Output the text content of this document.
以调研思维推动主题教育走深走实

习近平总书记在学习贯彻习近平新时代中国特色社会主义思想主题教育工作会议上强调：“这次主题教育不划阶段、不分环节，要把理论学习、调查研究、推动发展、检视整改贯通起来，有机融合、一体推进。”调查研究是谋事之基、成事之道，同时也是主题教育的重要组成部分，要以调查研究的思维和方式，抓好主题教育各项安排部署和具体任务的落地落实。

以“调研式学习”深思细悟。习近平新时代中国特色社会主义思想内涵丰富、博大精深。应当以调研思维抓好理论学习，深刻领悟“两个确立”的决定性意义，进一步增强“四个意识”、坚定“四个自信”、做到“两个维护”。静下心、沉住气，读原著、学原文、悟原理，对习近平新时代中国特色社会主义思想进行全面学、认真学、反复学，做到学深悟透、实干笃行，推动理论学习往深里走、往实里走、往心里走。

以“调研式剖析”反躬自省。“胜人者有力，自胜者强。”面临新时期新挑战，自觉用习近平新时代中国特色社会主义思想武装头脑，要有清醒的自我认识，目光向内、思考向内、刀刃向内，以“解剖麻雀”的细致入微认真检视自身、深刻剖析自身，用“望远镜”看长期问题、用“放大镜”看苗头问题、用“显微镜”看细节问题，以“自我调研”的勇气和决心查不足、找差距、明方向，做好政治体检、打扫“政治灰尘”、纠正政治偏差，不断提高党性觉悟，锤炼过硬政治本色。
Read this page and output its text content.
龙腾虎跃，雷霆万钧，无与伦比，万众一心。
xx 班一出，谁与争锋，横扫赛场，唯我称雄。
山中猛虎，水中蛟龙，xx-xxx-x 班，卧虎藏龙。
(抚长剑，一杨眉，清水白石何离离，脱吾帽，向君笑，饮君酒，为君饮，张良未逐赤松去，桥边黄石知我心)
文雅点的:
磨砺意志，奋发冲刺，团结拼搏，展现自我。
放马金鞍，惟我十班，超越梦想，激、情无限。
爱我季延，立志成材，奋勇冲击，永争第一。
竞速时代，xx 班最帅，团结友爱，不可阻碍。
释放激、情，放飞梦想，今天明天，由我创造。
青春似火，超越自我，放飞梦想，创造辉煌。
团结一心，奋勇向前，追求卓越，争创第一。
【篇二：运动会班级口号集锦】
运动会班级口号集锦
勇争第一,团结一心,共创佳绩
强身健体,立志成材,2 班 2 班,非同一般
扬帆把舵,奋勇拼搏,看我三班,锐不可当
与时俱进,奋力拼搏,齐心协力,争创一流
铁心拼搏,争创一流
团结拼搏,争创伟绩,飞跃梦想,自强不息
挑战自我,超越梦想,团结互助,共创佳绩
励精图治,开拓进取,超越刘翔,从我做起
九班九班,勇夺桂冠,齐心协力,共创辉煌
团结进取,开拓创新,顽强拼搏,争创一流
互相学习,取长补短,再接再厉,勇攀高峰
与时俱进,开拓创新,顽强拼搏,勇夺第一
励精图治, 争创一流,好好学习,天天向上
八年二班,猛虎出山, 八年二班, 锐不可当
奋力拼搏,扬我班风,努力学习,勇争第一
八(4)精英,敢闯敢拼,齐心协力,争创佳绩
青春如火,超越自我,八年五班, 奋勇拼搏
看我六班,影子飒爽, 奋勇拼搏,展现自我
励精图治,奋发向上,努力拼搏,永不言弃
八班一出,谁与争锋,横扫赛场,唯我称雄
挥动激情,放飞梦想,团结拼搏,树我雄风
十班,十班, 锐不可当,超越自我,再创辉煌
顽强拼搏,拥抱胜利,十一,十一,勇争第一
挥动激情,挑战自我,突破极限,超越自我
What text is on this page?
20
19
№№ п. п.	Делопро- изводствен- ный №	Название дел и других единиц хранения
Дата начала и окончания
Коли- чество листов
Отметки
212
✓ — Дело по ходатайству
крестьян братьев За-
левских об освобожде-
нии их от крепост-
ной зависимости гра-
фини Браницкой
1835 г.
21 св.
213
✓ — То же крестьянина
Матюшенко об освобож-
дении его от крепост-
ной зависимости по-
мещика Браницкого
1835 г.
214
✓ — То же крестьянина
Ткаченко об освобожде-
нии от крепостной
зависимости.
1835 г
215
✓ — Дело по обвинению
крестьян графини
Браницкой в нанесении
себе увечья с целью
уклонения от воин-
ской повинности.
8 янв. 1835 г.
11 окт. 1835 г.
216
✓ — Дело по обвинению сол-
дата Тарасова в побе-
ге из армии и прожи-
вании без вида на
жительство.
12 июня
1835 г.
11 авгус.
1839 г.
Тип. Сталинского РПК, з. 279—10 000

- Problem statement: Isolate the lines that hold the word "展现自我" and copy all of them.

- Answer in full:
磨砺意志，奋发冲刺，团结拼搏，展现自我。
看我六班,影子飒爽, 奋勇拼搏,展现自我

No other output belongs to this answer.